#### What you are asked to do
Show every line below where "screenshot" can be found.

#### Extracted records
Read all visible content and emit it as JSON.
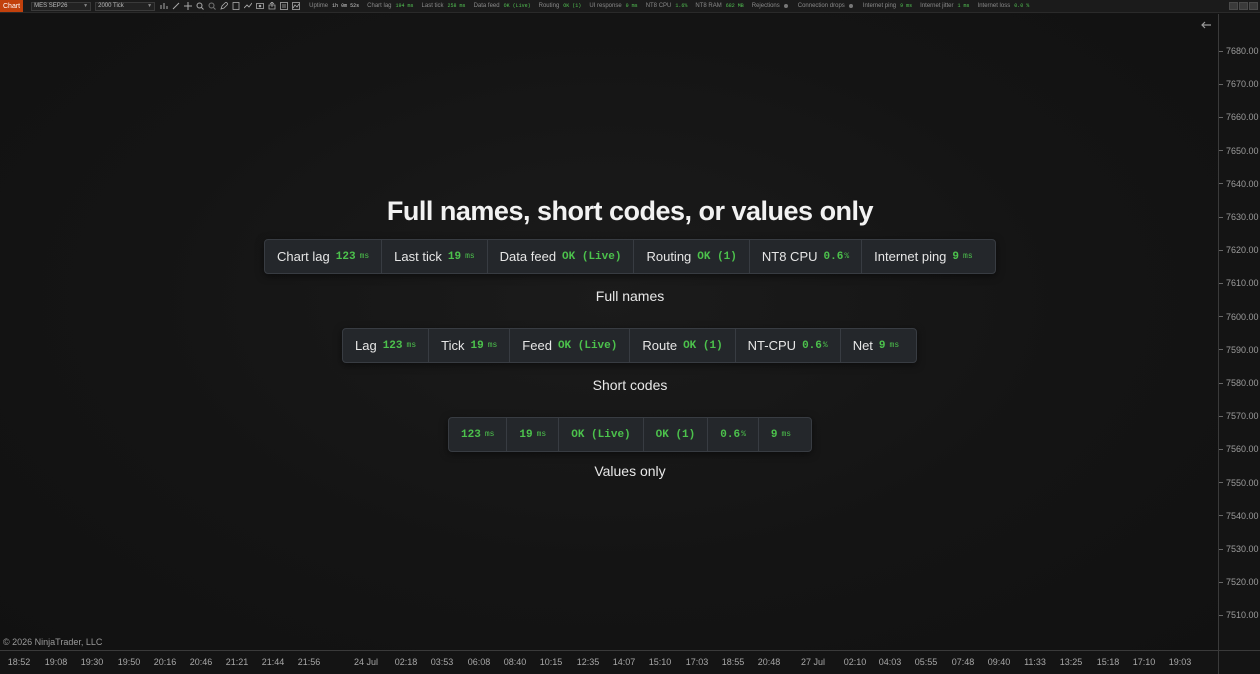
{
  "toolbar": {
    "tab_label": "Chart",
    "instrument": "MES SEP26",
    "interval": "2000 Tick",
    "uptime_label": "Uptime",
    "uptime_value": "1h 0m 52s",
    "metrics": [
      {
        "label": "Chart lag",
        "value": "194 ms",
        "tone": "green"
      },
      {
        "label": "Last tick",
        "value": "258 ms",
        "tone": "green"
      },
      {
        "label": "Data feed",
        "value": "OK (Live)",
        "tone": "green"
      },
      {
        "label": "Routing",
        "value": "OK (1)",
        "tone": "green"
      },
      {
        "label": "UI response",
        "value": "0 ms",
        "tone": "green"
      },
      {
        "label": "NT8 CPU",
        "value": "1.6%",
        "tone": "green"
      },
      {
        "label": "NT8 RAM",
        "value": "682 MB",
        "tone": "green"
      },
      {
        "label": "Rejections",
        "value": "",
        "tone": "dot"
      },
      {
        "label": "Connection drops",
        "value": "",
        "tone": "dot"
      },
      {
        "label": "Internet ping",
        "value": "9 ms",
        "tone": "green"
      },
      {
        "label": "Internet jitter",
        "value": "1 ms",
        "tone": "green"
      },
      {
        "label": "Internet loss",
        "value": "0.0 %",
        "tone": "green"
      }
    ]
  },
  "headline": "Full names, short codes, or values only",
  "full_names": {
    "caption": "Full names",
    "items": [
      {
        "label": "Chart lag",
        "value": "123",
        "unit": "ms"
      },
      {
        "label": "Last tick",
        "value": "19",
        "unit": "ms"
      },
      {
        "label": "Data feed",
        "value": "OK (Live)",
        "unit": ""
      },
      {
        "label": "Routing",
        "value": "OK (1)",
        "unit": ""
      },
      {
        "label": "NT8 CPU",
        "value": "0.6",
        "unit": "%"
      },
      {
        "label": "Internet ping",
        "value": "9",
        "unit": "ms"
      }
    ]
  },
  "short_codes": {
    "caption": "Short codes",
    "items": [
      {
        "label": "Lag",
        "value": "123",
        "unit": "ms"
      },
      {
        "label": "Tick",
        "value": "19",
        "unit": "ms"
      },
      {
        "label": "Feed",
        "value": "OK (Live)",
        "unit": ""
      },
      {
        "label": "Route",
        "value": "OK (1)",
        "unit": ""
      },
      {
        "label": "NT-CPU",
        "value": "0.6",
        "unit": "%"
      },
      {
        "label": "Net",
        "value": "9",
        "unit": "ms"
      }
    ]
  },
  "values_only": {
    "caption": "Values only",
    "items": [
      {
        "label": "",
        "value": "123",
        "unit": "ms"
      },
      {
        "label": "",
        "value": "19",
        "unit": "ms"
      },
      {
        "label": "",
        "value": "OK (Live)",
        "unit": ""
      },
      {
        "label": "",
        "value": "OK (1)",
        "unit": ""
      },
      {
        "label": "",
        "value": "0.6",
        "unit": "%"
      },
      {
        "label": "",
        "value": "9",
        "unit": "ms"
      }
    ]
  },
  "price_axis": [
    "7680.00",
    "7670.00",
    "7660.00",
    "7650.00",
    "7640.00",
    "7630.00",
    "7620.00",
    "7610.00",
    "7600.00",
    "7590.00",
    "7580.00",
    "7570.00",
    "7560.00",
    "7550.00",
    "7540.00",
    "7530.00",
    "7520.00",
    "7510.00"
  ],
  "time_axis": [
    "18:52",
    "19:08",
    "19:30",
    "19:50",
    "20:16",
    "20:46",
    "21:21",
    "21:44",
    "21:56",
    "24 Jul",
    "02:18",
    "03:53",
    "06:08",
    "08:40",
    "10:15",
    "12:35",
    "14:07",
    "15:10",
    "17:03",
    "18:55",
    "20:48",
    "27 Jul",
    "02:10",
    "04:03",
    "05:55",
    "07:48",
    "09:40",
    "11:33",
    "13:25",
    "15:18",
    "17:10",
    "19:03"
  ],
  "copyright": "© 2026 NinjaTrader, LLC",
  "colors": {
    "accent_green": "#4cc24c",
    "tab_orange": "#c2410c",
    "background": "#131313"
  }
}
...
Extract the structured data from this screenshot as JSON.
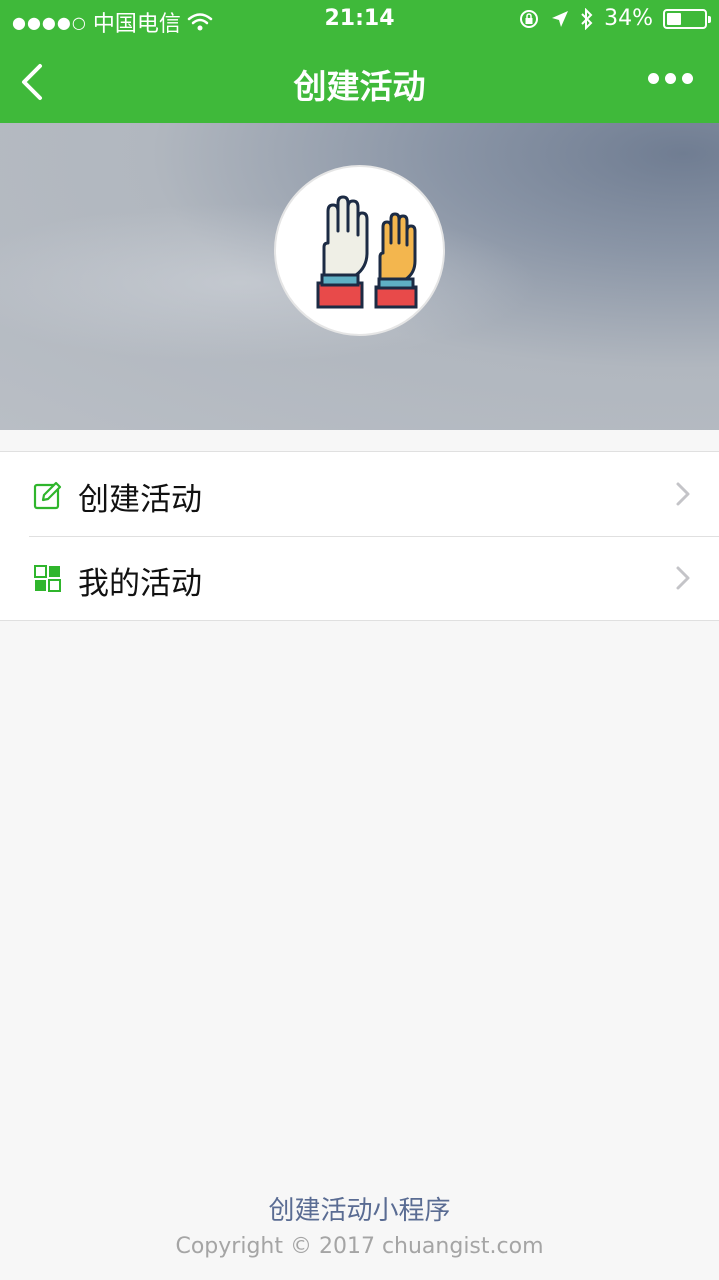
...
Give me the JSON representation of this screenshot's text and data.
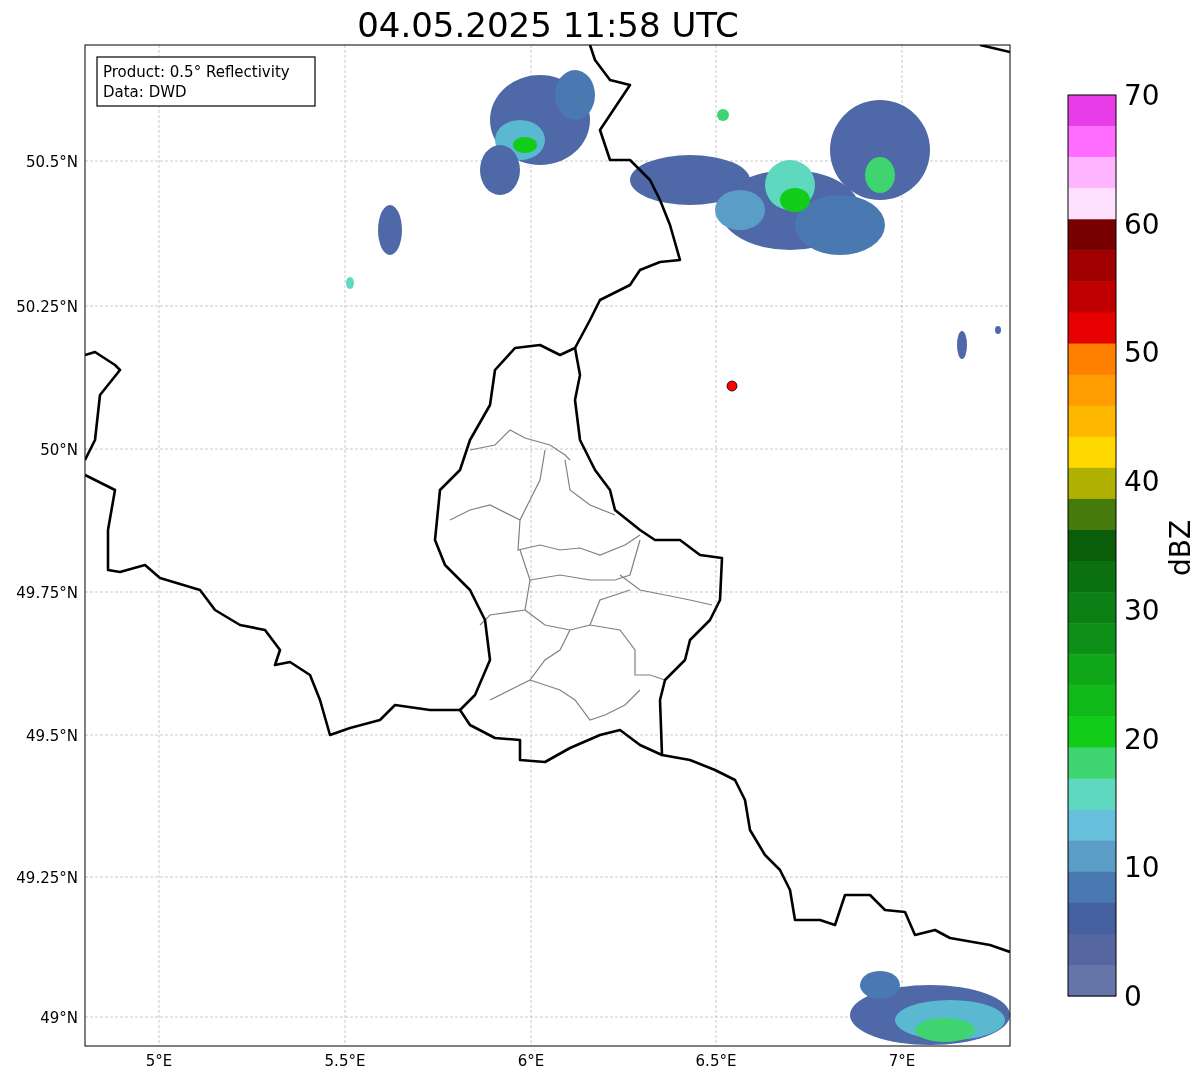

#### Task result
Extract the structured data from this screenshot as JSON.
Give me the JSON representation of this screenshot's text and data.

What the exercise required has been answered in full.